Given instruction — Here are some entries; quote each one exactly.

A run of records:
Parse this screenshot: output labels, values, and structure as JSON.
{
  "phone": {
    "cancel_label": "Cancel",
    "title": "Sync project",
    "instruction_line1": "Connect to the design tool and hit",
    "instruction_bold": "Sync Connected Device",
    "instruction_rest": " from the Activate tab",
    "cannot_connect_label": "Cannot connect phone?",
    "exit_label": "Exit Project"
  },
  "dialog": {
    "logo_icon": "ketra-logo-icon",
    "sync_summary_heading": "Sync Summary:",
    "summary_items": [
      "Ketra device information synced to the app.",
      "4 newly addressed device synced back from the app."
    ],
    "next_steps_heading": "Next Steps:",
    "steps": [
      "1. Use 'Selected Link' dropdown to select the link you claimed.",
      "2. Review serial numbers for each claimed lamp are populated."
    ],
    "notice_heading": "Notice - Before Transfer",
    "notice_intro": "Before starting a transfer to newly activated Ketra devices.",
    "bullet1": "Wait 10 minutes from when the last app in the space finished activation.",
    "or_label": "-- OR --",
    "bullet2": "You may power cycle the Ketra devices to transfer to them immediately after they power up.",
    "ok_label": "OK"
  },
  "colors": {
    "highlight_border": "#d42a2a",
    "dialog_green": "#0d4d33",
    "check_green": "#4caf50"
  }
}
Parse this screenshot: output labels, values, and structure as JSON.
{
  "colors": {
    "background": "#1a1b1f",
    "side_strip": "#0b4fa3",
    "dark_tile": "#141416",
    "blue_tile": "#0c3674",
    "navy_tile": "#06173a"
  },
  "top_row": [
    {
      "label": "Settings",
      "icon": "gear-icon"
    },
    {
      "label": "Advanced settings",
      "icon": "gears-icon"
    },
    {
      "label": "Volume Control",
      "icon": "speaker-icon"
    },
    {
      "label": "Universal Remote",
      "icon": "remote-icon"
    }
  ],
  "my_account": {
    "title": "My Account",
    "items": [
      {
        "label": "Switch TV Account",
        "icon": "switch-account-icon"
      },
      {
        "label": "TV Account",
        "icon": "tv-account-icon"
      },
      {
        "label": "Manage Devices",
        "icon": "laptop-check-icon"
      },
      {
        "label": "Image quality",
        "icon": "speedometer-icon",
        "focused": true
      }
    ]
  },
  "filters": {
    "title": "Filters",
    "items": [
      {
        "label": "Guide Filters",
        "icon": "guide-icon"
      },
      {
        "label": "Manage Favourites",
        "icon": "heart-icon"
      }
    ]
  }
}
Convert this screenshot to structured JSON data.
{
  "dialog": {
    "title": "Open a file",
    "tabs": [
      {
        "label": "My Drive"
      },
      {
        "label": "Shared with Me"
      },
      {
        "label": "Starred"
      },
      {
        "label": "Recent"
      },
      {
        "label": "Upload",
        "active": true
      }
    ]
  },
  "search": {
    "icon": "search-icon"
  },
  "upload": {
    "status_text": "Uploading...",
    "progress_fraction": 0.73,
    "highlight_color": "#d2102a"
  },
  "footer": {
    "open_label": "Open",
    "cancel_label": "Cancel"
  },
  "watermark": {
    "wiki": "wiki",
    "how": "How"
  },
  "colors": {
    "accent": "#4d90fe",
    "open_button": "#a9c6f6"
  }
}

Solution below —
Parse this screenshot: output labels, values, and structure as JSON.
{
  "phone": {
    "cancel_label": "Cancel",
    "title": "Sync project",
    "instruction_line1": "Connect to the design tool and hit",
    "instruction_bold": "Sync Connected Device",
    "instruction_rest": " from the Activate tab",
    "cannot_connect_label": "Cannot connect phone?",
    "exit_label": "Exit Project"
  },
  "dialog": {
    "logo_icon": "ketra-logo-icon",
    "sync_summary_heading": "Sync Summary:",
    "summary_items": [
      "Ketra device information synced to the app.",
      "4 newly addressed device synced back from the app."
    ],
    "next_steps_heading": "Next Steps:",
    "steps": [
      "1. Use 'Selected Link' dropdown to select the link you claimed.",
      "2. Review serial numbers for each claimed lamp are populated."
    ],
    "notice_heading": "Notice - Before Transfer",
    "notice_intro": "Before starting a transfer to newly activated Ketra devices.",
    "bullet1": "Wait 10 minutes from when the last app in the space finished activation.",
    "or_label": "-- OR --",
    "bullet2": "You may power cycle the Ketra devices to transfer to them immediately after they power up.",
    "ok_label": "OK"
  },
  "colors": {
    "highlight_border": "#d42a2a",
    "dialog_green": "#0d4d33",
    "check_green": "#4caf50"
  }
}
Parse this screenshot: output labels, values, and structure as JSON.
{
  "colors": {
    "background": "#1a1b1f",
    "side_strip": "#0b4fa3",
    "dark_tile": "#141416",
    "blue_tile": "#0c3674",
    "navy_tile": "#06173a"
  },
  "top_row": [
    {
      "label": "Settings",
      "icon": "gear-icon"
    },
    {
      "label": "Advanced settings",
      "icon": "gears-icon"
    },
    {
      "label": "Volume Control",
      "icon": "speaker-icon"
    },
    {
      "label": "Universal Remote",
      "icon": "remote-icon"
    }
  ],
  "my_account": {
    "title": "My Account",
    "items": [
      {
        "label": "Switch TV Account",
        "icon": "switch-account-icon"
      },
      {
        "label": "TV Account",
        "icon": "tv-account-icon"
      },
      {
        "label": "Manage Devices",
        "icon": "laptop-check-icon"
      },
      {
        "label": "Image quality",
        "icon": "speedometer-icon",
        "focused": true
      }
    ]
  },
  "filters": {
    "title": "Filters",
    "items": [
      {
        "label": "Guide Filters",
        "icon": "guide-icon"
      },
      {
        "label": "Manage Favourites",
        "icon": "heart-icon"
      }
    ]
  }
}
Convert this screenshot to structured JSON data.
{
  "dialog": {
    "title": "Open a file",
    "tabs": [
      {
        "label": "My Drive"
      },
      {
        "label": "Shared with Me"
      },
      {
        "label": "Starred"
      },
      {
        "label": "Recent"
      },
      {
        "label": "Upload",
        "active": true
      }
    ]
  },
  "search": {
    "icon": "search-icon"
  },
  "upload": {
    "status_text": "Uploading...",
    "progress_fraction": 0.73,
    "highlight_color": "#d2102a"
  },
  "footer": {
    "open_label": "Open",
    "cancel_label": "Cancel"
  },
  "watermark": {
    "wiki": "wiki",
    "how": "How"
  },
  "colors": {
    "accent": "#4d90fe",
    "open_button": "#a9c6f6"
  }
}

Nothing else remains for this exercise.